Extracted text:
DG: Yeah. I mean, because - because of Syd's, you know, 'condition', they had um, I don't - I never - the actual year of their time when they really took off and were big in the London clubs, um, and their first album coming out, I never saw them during that period cos I was living in France and Spain at the time so I'd, I'd seen them previous to that when they were like a, a local band doing Bo Diddly songs and one or two original things, and then I saw them after that again, when they were definitely downhill and they weren't too good, so, I mean, I wasn't that impressed initially, when, when I actually joined.

BP: What's interesting is that the hits they had with Syd - Arnold Layne and See Emily Play - were fairly typical top 40 type songs, yet when he left after the first album the band changed a bit because there were, um, a lot more songs with longer instrumental breaks, and the material did change a bit. Was that part of your influence?

DG: Um, no, it was - I think that was - I don't think I really exerted any particular influence on the band in the first album at least. It took quite a while for me to find my feet, and, the band on stage was very much more like that previously with Syd. I mean they did lots of long meandering sorta things while Syd was in it, but recording wise they were very under the influence of a record producer and a record company who wanted them to be the next Beatles or whatever. And, Syd also was very good at writing short snappy pop songs, you know.

BP: The series of albums that you recorded, um, just after joining the band all became fairly popular, particularly in the UK, and probably in Europe too, but, when Dark Side of the Moon came out of course you changed from being a highly respected band to an enormously successful band. Was there any inkling of how well that would do and can you, today, understand why it has been such a cult record - why it's still so popular?

DG: Um, let me see. I, the records previously that you're talking about like, Atom Heart Mother and Ummagumma for example, are not amongst my favorites

BP: And Meddle...

DG: Meddle is amongst my favorites. Meddle, I mean, that, to me, is the start of the path forward for PF really, and Dark Side of the Moon is the next, sort of, stage on from that where we actually really got it right, and we, we got the record right and we got the cover right and the whole package, you know, the whole thing was very good, you know, recording the songs, the lyrics, the idea.
The whole thing was a very powerful package, you know, we knew before we finished it that that it was definitely going to do a lot better than anything we'd done before. I mean we didn't think that it would do that well, but, um, we definitely knew that it would do considerably better than anything we'd done before.

BP: 'Cause on reflection it's quite amazing to think that it's still charting isn't it? Fifteen years down the road.

DG: Tis a bit, yeah.

BP: I'm really interested to ask you about one that probably is, um, one of the most interesting for lots of different reasons is Wish You Were Here. Firstly, why'd you use an outside singer - Roy Harper - to sing Have a Cigar?

To be done: Transcribe the interview excerpt word for word, beginning at the words "The whole thing was a" and stopping after "Have a Cigar?". The listing that comes next has no connection to the interview excerpt.

[Element box annotations]
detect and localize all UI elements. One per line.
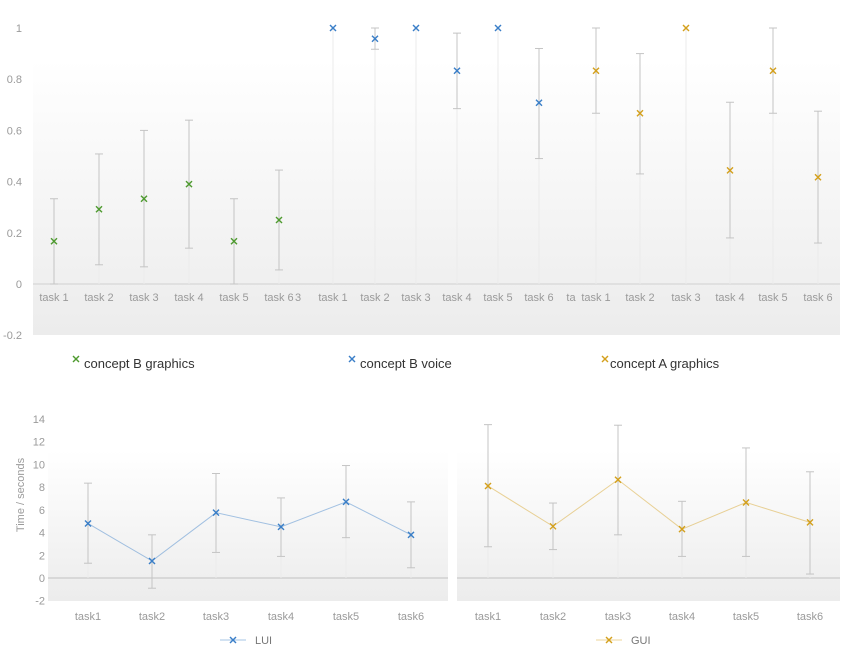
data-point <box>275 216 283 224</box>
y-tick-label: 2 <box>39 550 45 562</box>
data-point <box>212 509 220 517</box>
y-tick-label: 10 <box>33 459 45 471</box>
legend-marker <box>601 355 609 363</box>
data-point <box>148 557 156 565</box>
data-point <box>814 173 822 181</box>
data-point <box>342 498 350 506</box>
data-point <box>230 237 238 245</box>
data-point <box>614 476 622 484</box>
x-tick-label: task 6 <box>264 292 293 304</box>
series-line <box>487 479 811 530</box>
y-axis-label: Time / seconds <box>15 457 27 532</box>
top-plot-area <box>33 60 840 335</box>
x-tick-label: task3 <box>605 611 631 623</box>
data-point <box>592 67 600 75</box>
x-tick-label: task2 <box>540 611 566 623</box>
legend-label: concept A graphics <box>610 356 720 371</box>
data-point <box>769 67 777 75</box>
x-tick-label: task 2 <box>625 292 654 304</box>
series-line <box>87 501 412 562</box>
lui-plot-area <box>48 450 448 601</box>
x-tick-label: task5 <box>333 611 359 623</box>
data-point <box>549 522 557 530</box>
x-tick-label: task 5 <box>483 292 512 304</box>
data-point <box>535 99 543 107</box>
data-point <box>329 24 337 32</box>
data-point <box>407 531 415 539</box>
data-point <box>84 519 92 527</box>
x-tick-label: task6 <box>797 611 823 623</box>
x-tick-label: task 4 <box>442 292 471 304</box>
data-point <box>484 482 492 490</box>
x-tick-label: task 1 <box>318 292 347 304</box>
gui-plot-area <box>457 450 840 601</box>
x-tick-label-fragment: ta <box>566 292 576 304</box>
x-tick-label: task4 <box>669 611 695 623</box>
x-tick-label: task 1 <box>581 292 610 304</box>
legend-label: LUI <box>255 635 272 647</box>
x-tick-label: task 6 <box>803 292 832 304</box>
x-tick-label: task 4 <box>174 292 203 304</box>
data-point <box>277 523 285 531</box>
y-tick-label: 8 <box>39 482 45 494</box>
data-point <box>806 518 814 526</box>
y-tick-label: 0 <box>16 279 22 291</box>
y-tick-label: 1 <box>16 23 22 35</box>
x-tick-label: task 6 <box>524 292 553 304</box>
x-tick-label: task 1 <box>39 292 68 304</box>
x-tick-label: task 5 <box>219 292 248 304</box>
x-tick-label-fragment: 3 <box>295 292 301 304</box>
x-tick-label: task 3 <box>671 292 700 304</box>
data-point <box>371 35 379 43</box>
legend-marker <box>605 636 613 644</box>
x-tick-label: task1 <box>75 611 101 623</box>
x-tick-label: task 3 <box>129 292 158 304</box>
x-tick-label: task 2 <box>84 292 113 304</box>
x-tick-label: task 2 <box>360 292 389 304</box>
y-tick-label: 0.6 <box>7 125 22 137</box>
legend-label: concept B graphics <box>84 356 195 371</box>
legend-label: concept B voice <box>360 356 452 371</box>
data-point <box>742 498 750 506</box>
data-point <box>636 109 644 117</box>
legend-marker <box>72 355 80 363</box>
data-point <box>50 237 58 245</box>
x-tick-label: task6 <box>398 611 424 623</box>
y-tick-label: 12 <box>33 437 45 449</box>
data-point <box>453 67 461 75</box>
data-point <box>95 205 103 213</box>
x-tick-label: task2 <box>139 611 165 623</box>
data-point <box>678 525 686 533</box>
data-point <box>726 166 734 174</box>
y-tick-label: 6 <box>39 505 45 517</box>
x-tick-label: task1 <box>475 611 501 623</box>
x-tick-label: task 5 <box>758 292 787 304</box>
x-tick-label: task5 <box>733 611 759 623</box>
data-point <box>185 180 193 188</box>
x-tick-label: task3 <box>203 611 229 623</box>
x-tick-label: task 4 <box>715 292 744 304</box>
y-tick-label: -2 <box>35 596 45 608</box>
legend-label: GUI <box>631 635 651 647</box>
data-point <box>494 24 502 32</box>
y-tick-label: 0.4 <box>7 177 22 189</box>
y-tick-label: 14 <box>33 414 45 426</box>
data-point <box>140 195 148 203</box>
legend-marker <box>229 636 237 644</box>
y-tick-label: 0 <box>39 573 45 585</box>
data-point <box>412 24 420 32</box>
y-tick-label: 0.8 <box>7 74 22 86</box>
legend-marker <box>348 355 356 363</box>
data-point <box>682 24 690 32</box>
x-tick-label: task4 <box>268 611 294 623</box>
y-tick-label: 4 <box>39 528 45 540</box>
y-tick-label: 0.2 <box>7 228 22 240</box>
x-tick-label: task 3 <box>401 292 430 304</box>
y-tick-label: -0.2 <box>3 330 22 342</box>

Answer for the task:
The whole thing was a very powerful package, you know, we knew before we finished it that that it was definitely going to do a lot better than anything we'd done before. I mean we didn't think that it would do that well, but, um, we definitely knew that it would do considerably better than anything we'd done before.

BP: 'Cause on reflection it's quite amazing to think that it's still charting isn't it? Fifteen years down the road.

DG: Tis a bit, yeah.

BP: I'm really interested to ask you about one that probably is, um, one of the most interesting for lots of different reasons is Wish You Were Here. Firstly, why'd you use an outside singer - Roy Harper - to sing Have a Cigar?